━━ Data ━━
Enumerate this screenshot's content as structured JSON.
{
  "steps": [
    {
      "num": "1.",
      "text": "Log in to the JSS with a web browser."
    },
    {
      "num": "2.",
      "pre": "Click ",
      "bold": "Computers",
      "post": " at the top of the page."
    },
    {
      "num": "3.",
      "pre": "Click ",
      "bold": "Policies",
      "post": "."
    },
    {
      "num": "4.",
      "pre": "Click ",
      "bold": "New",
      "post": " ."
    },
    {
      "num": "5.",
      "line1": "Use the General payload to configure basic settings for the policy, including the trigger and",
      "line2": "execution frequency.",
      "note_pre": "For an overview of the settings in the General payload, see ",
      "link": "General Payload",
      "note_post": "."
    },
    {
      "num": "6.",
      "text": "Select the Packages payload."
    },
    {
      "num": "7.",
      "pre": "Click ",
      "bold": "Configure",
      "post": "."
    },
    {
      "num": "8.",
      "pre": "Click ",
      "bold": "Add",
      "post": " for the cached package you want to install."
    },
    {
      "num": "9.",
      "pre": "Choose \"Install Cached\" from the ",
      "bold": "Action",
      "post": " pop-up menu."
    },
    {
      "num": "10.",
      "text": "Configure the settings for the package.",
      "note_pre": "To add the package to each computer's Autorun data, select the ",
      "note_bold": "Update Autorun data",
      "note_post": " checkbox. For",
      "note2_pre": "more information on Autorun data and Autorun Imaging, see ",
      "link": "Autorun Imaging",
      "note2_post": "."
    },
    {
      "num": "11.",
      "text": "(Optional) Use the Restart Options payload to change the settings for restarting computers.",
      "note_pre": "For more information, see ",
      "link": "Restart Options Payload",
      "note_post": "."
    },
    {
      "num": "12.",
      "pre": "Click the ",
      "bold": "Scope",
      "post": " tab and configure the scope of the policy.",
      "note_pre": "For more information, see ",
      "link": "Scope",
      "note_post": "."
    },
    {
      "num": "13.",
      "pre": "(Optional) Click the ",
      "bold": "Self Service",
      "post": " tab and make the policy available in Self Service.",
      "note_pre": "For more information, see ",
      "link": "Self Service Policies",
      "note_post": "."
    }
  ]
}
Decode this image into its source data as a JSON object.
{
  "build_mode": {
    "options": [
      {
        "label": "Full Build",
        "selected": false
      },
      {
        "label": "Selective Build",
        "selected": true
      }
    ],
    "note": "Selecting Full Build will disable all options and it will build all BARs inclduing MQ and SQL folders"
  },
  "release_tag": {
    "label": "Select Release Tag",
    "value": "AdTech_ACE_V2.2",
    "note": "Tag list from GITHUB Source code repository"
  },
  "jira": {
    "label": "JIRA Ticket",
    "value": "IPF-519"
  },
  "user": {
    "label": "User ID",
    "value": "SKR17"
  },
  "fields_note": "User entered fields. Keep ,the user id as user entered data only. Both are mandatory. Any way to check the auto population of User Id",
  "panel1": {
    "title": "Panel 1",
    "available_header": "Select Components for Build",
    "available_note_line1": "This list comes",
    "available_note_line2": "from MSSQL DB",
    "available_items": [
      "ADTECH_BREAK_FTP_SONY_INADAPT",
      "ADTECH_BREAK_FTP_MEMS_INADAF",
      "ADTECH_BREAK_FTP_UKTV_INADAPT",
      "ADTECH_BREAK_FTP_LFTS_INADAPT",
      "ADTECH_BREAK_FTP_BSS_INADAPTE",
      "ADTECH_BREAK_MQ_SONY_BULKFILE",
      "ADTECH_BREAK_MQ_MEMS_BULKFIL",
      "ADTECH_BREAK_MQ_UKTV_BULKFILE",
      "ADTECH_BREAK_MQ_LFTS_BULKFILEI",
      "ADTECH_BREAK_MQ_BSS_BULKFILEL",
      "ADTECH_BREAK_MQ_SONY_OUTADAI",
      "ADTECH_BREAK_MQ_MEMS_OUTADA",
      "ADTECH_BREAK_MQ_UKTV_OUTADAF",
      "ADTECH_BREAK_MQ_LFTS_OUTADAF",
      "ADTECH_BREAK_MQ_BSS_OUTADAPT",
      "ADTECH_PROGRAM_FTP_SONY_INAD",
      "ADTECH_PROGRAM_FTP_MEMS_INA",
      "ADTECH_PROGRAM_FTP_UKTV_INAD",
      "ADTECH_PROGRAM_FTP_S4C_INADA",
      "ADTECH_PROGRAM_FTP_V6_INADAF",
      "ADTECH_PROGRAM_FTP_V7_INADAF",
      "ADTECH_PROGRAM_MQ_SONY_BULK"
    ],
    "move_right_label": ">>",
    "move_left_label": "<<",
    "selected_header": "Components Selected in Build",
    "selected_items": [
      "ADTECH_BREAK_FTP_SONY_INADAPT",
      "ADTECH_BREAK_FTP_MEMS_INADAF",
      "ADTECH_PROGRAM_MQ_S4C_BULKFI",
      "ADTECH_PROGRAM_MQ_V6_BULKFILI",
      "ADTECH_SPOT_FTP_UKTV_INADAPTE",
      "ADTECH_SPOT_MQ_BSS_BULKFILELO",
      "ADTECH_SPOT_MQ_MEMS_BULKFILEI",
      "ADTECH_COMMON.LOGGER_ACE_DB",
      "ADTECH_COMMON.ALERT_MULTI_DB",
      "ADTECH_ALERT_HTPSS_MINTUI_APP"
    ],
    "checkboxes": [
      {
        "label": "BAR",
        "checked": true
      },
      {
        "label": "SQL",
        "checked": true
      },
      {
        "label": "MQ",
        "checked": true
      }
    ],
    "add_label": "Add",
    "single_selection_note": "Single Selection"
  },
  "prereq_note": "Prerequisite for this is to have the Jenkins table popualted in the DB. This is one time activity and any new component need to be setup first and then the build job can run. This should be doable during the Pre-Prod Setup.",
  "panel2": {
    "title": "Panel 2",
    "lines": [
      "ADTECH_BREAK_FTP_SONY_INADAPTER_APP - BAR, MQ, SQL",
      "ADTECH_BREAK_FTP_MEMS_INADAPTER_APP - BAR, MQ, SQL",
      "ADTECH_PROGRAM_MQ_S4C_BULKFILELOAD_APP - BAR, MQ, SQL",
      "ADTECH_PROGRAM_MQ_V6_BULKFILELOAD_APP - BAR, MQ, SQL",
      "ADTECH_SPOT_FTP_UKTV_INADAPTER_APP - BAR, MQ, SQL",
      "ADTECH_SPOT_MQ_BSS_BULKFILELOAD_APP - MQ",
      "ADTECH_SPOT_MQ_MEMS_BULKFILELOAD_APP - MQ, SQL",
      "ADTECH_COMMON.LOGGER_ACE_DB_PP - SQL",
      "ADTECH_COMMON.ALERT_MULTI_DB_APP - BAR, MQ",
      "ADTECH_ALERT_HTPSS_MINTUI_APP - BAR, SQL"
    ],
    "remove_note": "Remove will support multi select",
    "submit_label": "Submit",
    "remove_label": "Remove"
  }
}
━━━
Task requirements: Find the lines above that contain the word "policy" and collect them.

Answer to this task:
      "line1": "Use the General payload to configure basic settings for the policy, including the trigger and",
      "post": " tab and configure the scope of the policy.",
      "post": " tab and make the policy available in Self Service.",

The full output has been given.